### EXERCISE GOAL
Set down the lines starting at the one containing "table-row[interactable]: NIL 112017" and ending at the one containing "table-cell[interactable] [952,187,1049,218]", reproducing them word for word.

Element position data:
:::
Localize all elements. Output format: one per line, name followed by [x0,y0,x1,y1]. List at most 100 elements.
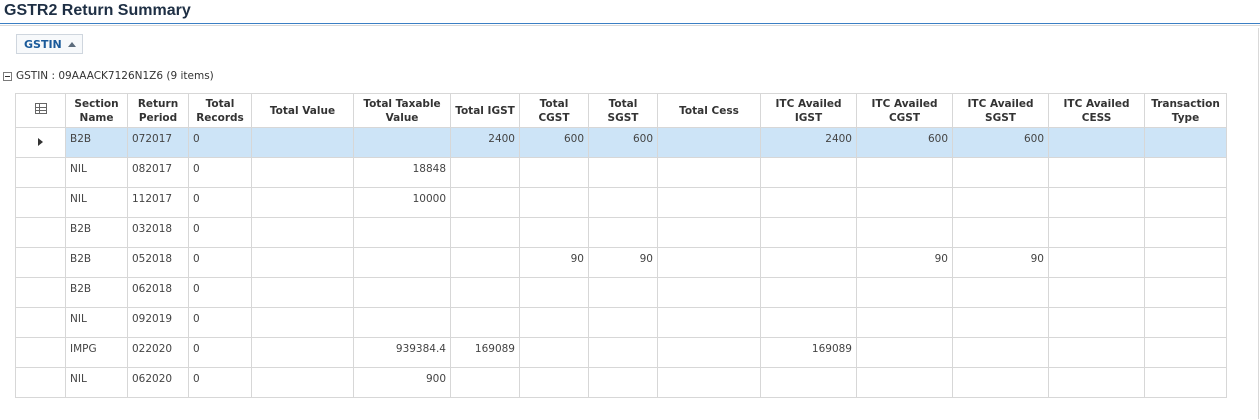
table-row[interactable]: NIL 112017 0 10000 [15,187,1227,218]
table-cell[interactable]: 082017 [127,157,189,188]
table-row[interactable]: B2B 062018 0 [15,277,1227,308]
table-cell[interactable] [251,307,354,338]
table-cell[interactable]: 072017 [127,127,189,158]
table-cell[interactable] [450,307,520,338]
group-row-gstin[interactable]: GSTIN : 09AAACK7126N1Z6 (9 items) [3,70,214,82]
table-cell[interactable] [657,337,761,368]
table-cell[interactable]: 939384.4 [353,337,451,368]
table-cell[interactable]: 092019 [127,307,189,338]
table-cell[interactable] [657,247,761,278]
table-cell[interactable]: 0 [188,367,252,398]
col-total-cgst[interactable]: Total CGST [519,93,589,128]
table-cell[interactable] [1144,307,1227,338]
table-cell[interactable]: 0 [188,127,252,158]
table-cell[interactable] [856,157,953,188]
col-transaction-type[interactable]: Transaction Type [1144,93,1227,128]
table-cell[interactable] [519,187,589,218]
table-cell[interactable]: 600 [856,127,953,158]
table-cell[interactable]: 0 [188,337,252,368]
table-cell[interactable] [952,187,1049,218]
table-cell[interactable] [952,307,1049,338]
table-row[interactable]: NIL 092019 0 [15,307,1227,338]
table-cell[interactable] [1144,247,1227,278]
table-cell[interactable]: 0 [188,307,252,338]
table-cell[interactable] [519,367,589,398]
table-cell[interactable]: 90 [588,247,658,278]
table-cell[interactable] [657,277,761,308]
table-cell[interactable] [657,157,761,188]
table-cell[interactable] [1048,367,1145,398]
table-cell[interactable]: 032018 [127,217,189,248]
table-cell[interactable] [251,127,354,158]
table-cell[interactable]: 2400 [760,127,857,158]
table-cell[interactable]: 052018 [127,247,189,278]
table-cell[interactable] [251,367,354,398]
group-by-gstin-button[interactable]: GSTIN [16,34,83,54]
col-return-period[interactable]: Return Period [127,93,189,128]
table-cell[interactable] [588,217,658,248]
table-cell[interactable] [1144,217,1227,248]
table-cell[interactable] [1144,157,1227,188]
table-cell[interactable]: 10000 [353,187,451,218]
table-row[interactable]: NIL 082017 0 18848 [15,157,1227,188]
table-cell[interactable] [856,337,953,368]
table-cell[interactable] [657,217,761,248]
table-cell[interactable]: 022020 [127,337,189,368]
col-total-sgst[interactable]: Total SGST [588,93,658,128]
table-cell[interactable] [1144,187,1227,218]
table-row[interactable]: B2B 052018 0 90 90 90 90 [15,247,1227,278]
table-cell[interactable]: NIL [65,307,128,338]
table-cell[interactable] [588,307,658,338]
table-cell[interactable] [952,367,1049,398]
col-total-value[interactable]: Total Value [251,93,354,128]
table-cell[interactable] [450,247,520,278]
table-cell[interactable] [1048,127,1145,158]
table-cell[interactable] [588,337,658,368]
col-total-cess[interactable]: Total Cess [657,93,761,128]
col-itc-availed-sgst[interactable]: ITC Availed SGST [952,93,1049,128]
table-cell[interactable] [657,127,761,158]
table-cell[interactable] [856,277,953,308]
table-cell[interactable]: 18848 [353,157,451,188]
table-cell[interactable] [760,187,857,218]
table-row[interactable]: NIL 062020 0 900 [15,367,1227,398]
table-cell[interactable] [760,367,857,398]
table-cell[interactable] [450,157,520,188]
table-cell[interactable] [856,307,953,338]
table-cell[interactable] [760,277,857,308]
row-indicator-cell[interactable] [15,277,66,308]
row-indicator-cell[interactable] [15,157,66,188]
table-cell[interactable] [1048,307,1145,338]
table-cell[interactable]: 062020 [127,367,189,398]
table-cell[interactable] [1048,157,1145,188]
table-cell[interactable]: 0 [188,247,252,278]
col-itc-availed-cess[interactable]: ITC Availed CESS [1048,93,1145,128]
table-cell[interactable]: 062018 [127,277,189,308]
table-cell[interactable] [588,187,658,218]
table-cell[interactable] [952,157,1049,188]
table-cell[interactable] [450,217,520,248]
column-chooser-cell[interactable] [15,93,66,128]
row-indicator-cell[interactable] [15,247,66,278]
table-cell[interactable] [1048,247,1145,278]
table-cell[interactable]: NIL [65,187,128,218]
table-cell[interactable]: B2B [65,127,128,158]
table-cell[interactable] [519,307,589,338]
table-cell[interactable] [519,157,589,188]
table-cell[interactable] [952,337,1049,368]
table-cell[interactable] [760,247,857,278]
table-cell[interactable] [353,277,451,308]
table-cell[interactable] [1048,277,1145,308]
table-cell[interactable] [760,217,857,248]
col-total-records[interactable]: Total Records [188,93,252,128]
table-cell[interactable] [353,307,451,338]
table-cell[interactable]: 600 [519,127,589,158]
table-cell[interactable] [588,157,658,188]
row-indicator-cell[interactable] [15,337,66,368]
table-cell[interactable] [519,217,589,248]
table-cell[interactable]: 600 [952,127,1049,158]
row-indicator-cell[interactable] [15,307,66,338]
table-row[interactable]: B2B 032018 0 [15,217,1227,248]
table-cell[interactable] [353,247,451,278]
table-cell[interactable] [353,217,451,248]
:::
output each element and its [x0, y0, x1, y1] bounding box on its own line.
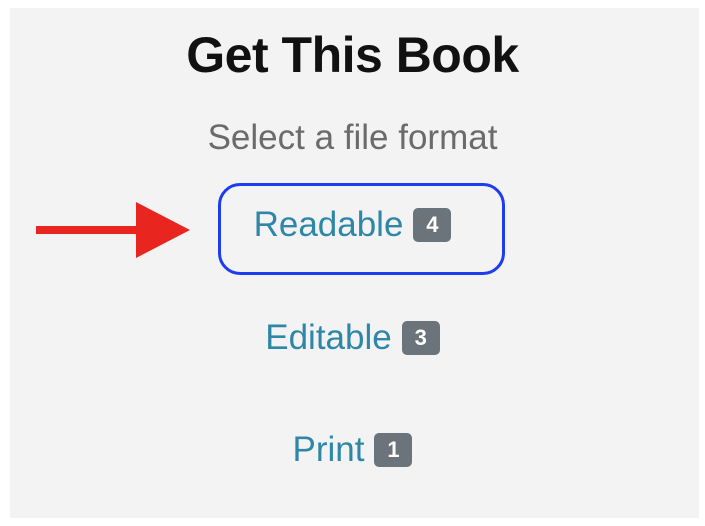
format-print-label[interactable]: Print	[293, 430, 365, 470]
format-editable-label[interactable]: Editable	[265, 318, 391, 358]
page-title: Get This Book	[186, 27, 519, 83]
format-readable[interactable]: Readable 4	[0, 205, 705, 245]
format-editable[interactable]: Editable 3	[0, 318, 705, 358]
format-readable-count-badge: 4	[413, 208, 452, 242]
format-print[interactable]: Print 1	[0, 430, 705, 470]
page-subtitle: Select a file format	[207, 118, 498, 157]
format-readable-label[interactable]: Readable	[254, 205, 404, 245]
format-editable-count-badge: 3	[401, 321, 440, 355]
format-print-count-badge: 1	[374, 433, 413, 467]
:::
### RESPONSE FOR THIS EXERCISE
table-row[interactable]: NIL 112017 0 10000 [15,187,1227,218]
table-cell[interactable]: 082017 [127,157,189,188]
table-row[interactable]: B2B 062018 0 [15,277,1227,308]
table-cell[interactable] [251,307,354,338]
table-cell[interactable]: 072017 [127,127,189,158]
table-cell[interactable] [450,307,520,338]
group-row-gstin[interactable]: GSTIN : 09AAACK7126N1Z6 (9 items) [3,70,214,82]
table-cell[interactable] [657,337,761,368]
table-cell[interactable]: 939384.4 [353,337,451,368]
table-cell[interactable]: 092019 [127,307,189,338]
table-cell[interactable] [657,247,761,278]
table-cell[interactable]: 0 [188,367,252,398]
col-total-cgst[interactable]: Total CGST [519,93,589,128]
table-cell[interactable] [1144,307,1227,338]
table-cell[interactable]: 0 [188,127,252,158]
table-cell[interactable] [856,157,953,188]
col-transaction-type[interactable]: Transaction Type [1144,93,1227,128]
table-cell[interactable] [519,187,589,218]
table-cell[interactable]: 600 [856,127,953,158]
table-cell[interactable]: 0 [188,337,252,368]
table-cell[interactable] [952,187,1049,218]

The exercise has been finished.